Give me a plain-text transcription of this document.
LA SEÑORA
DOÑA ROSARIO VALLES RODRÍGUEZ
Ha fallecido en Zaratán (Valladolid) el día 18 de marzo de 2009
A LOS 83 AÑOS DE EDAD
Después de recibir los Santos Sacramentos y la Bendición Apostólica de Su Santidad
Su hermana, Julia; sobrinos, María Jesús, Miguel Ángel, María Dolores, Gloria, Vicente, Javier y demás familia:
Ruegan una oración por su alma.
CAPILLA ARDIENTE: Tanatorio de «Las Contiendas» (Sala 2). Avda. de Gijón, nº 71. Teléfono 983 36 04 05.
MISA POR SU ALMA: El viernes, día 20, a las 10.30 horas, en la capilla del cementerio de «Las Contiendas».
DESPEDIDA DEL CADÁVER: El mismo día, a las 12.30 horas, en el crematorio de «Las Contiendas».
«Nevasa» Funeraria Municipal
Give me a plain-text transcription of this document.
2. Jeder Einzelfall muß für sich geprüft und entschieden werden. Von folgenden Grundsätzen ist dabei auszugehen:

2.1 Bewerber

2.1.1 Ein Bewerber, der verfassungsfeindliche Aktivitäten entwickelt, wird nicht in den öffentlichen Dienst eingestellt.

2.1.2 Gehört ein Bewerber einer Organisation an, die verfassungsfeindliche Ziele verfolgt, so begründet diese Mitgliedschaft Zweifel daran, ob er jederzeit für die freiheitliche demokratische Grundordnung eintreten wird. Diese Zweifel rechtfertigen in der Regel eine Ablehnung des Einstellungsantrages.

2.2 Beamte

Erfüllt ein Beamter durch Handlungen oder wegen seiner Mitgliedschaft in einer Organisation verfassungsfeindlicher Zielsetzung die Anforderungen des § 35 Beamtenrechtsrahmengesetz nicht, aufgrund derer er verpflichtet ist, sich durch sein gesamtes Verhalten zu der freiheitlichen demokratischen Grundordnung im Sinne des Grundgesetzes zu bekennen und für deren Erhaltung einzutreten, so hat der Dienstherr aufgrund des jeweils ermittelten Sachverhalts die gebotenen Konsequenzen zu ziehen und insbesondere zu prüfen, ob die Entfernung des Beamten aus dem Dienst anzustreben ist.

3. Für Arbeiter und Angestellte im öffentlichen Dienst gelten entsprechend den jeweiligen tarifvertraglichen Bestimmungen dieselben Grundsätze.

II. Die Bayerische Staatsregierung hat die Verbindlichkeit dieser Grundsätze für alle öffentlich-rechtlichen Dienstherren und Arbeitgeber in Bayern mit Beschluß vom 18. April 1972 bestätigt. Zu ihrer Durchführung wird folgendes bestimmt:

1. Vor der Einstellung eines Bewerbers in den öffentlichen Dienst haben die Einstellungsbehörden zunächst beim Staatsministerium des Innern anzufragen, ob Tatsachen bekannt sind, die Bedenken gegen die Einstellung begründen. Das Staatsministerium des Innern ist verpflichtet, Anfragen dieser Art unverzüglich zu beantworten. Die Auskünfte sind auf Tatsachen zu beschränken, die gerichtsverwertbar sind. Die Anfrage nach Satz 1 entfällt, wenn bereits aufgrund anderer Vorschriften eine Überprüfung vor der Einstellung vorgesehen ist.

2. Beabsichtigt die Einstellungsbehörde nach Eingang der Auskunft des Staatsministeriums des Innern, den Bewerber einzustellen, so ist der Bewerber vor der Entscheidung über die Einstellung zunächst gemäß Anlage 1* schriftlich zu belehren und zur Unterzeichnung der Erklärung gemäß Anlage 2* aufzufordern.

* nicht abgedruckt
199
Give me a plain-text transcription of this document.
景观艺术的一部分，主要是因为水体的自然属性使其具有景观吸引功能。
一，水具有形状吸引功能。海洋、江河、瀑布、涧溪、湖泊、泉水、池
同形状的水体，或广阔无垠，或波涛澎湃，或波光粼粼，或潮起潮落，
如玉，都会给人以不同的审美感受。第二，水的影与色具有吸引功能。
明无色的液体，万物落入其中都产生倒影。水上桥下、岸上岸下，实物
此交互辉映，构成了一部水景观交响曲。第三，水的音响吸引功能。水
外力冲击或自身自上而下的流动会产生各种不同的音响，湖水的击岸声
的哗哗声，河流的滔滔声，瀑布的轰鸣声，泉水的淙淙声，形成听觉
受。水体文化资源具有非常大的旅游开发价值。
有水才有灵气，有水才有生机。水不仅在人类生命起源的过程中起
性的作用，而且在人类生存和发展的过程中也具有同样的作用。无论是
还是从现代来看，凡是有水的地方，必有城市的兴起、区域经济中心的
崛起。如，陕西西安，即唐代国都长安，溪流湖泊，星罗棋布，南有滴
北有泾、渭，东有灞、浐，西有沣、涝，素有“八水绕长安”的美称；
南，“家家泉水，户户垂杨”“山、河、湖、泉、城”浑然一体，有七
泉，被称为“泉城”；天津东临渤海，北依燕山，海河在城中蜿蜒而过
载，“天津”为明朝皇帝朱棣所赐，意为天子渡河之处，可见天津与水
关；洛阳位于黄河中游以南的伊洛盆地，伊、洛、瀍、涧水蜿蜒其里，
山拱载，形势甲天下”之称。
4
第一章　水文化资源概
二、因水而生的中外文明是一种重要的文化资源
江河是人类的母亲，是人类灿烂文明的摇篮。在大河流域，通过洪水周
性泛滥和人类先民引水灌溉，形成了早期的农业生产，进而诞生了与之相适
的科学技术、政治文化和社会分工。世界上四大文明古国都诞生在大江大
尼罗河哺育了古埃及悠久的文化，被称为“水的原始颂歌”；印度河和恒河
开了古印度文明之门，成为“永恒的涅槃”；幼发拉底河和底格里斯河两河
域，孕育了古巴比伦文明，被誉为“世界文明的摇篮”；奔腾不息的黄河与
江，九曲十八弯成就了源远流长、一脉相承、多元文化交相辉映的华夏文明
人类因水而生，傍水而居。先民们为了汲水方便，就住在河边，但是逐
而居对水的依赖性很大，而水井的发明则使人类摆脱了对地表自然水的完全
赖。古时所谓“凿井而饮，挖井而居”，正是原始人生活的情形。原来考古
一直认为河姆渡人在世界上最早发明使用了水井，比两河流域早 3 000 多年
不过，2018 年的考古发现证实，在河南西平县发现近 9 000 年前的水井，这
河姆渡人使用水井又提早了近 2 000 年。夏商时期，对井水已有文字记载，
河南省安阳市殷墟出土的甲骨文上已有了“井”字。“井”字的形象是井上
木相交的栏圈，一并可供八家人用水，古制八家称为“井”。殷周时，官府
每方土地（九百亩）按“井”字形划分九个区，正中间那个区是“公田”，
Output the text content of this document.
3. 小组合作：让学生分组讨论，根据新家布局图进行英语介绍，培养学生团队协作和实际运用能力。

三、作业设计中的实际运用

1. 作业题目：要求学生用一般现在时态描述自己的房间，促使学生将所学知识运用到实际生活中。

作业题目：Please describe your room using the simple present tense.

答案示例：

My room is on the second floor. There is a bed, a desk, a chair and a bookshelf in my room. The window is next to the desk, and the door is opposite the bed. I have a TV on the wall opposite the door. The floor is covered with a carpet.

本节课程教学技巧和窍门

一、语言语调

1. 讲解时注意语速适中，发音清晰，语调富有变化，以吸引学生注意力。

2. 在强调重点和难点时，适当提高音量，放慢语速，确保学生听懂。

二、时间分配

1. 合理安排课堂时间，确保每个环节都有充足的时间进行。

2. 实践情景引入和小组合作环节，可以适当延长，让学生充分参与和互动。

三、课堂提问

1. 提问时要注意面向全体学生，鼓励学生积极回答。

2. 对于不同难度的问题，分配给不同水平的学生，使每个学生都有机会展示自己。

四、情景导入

---------------

• SHORT EXERCISE: Take the data above and return it exactly.

• FINAL RESULT:
Give me a plain-text transcription of this document.
LA SEÑORA
DOÑA ROSARIO VALLES RODRÍGUEZ
Ha fallecido en Zaratán (Valladolid) el día 18 de marzo de 2009
A LOS 83 AÑOS DE EDAD
Después de recibir los Santos Sacramentos y la Bendición Apostólica de Su Santidad
Su hermana, Julia; sobrinos, María Jesús, Miguel Ángel, María Dolores, Gloria, Vicente, Javier y demás familia:
Ruegan una oración por su alma.
CAPILLA ARDIENTE: Tanatorio de «Las Contiendas» (Sala 2). Avda. de Gijón, nº 71. Teléfono 983 36 04 05.
MISA POR SU ALMA: El viernes, día 20, a las 10.30 horas, en la capilla del cementerio de «Las Contiendas».
DESPEDIDA DEL CADÁVER: El mismo día, a las 12.30 horas, en el crematorio de «Las Contiendas».
«Nevasa» Funeraria Municipal
Give me a plain-text transcription of this document.
2. Jeder Einzelfall muß für sich geprüft und entschieden werden. Von folgenden Grundsätzen ist dabei auszugehen:

2.1 Bewerber

2.1.1 Ein Bewerber, der verfassungsfeindliche Aktivitäten entwickelt, wird nicht in den öffentlichen Dienst eingestellt.

2.1.2 Gehört ein Bewerber einer Organisation an, die verfassungsfeindliche Ziele verfolgt, so begründet diese Mitgliedschaft Zweifel daran, ob er jederzeit für die freiheitliche demokratische Grundordnung eintreten wird. Diese Zweifel rechtfertigen in der Regel eine Ablehnung des Einstellungsantrages.

2.2 Beamte

Erfüllt ein Beamter durch Handlungen oder wegen seiner Mitgliedschaft in einer Organisation verfassungsfeindlicher Zielsetzung die Anforderungen des § 35 Beamtenrechtsrahmengesetz nicht, aufgrund derer er verpflichtet ist, sich durch sein gesamtes Verhalten zu der freiheitlichen demokratischen Grundordnung im Sinne des Grundgesetzes zu bekennen und für deren Erhaltung einzutreten, so hat der Dienstherr aufgrund des jeweils ermittelten Sachverhalts die gebotenen Konsequenzen zu ziehen und insbesondere zu prüfen, ob die Entfernung des Beamten aus dem Dienst anzustreben ist.

3. Für Arbeiter und Angestellte im öffentlichen Dienst gelten entsprechend den jeweiligen tarifvertraglichen Bestimmungen dieselben Grundsätze.

II. Die Bayerische Staatsregierung hat die Verbindlichkeit dieser Grundsätze für alle öffentlich-rechtlichen Dienstherren und Arbeitgeber in Bayern mit Beschluß vom 18. April 1972 bestätigt. Zu ihrer Durchführung wird folgendes bestimmt:

1. Vor der Einstellung eines Bewerbers in den öffentlichen Dienst haben die Einstellungsbehörden zunächst beim Staatsministerium des Innern anzufragen, ob Tatsachen bekannt sind, die Bedenken gegen die Einstellung begründen. Das Staatsministerium des Innern ist verpflichtet, Anfragen dieser Art unverzüglich zu beantworten. Die Auskünfte sind auf Tatsachen zu beschränken, die gerichtsverwertbar sind. Die Anfrage nach Satz 1 entfällt, wenn bereits aufgrund anderer Vorschriften eine Überprüfung vor der Einstellung vorgesehen ist.

2. Beabsichtigt die Einstellungsbehörde nach Eingang der Auskunft des Staatsministeriums des Innern, den Bewerber einzustellen, so ist der Bewerber vor der Entscheidung über die Einstellung zunächst gemäß Anlage 1* schriftlich zu belehren und zur Unterzeichnung der Erklärung gemäß Anlage 2* aufzufordern.

* nicht abgedruckt
199
Give me a plain-text transcription of this document.
景观艺术的一部分，主要是因为水体的自然属性使其具有景观吸引功能。
一，水具有形状吸引功能。海洋、江河、瀑布、涧溪、湖泊、泉水、池
同形状的水体，或广阔无垠，或波涛澎湃，或波光粼粼，或潮起潮落，
如玉，都会给人以不同的审美感受。第二，水的影与色具有吸引功能。
明无色的液体，万物落入其中都产生倒影。水上桥下、岸上岸下，实物
此交互辉映，构成了一部水景观交响曲。第三，水的音响吸引功能。水
外力冲击或自身自上而下的流动会产生各种不同的音响，湖水的击岸声
的哗哗声，河流的滔滔声，瀑布的轰鸣声，泉水的淙淙声，形成听觉
受。水体文化资源具有非常大的旅游开发价值。
有水才有灵气，有水才有生机。水不仅在人类生命起源的过程中起
性的作用，而且在人类生存和发展的过程中也具有同样的作用。无论是
还是从现代来看，凡是有水的地方，必有城市的兴起、区域经济中心的
崛起。如，陕西西安，即唐代国都长安，溪流湖泊，星罗棋布，南有滴
北有泾、渭，东有灞、浐，西有沣、涝，素有“八水绕长安”的美称；
南，“家家泉水，户户垂杨”“山、河、湖、泉、城”浑然一体，有七
泉，被称为“泉城”；天津东临渤海，北依燕山，海河在城中蜿蜒而过
载，“天津”为明朝皇帝朱棣所赐，意为天子渡河之处，可见天津与水
关；洛阳位于黄河中游以南的伊洛盆地，伊、洛、瀍、涧水蜿蜒其里，
山拱载，形势甲天下”之称。
4
第一章　水文化资源概
二、因水而生的中外文明是一种重要的文化资源
江河是人类的母亲，是人类灿烂文明的摇篮。在大河流域，通过洪水周
性泛滥和人类先民引水灌溉，形成了早期的农业生产，进而诞生了与之相适
的科学技术、政治文化和社会分工。世界上四大文明古国都诞生在大江大
尼罗河哺育了古埃及悠久的文化，被称为“水的原始颂歌”；印度河和恒河
开了古印度文明之门，成为“永恒的涅槃”；幼发拉底河和底格里斯河两河
域，孕育了古巴比伦文明，被誉为“世界文明的摇篮”；奔腾不息的黄河与
江，九曲十八弯成就了源远流长、一脉相承、多元文化交相辉映的华夏文明
人类因水而生，傍水而居。先民们为了汲水方便，就住在河边，但是逐
而居对水的依赖性很大，而水井的发明则使人类摆脱了对地表自然水的完全
赖。古时所谓“凿井而饮，挖井而居”，正是原始人生活的情形。原来考古
一直认为河姆渡人在世界上最早发明使用了水井，比两河流域早 3 000 多年
不过，2018 年的考古发现证实，在河南西平县发现近 9 000 年前的水井，这
河姆渡人使用水井又提早了近 2 000 年。夏商时期，对井水已有文字记载，
河南省安阳市殷墟出土的甲骨文上已有了“井”字。“井”字的形象是井上
木相交的栏圈，一并可供八家人用水，古制八家称为“井”。殷周时，官府
每方土地（九百亩）按“井”字形划分九个区，正中间那个区是“公田”，
Output the text content of this document.
3. 小组合作：让学生分组讨论，根据新家布局图进行英语介绍，培养学生团队协作和实际运用能力。

三、作业设计中的实际运用

1. 作业题目：要求学生用一般现在时态描述自己的房间，促使学生将所学知识运用到实际生活中。

作业题目：Please describe your room using the simple present tense.

答案示例：

My room is on the second floor. There is a bed, a desk, a chair and a bookshelf in my room. The window is next to the desk, and the door is opposite the bed. I have a TV on the wall opposite the door. The floor is covered with a carpet.

本节课程教学技巧和窍门

一、语言语调

1. 讲解时注意语速适中，发音清晰，语调富有变化，以吸引学生注意力。

2. 在强调重点和难点时，适当提高音量，放慢语速，确保学生听懂。

二、时间分配

1. 合理安排课堂时间，确保每个环节都有充足的时间进行。

2. 实践情景引入和小组合作环节，可以适当延长，让学生充分参与和互动。

三、课堂提问

1. 提问时要注意面向全体学生，鼓励学生积极回答。

2. 对于不同难度的问题，分配给不同水平的学生，使每个学生都有机会展示自己。

四、情景导入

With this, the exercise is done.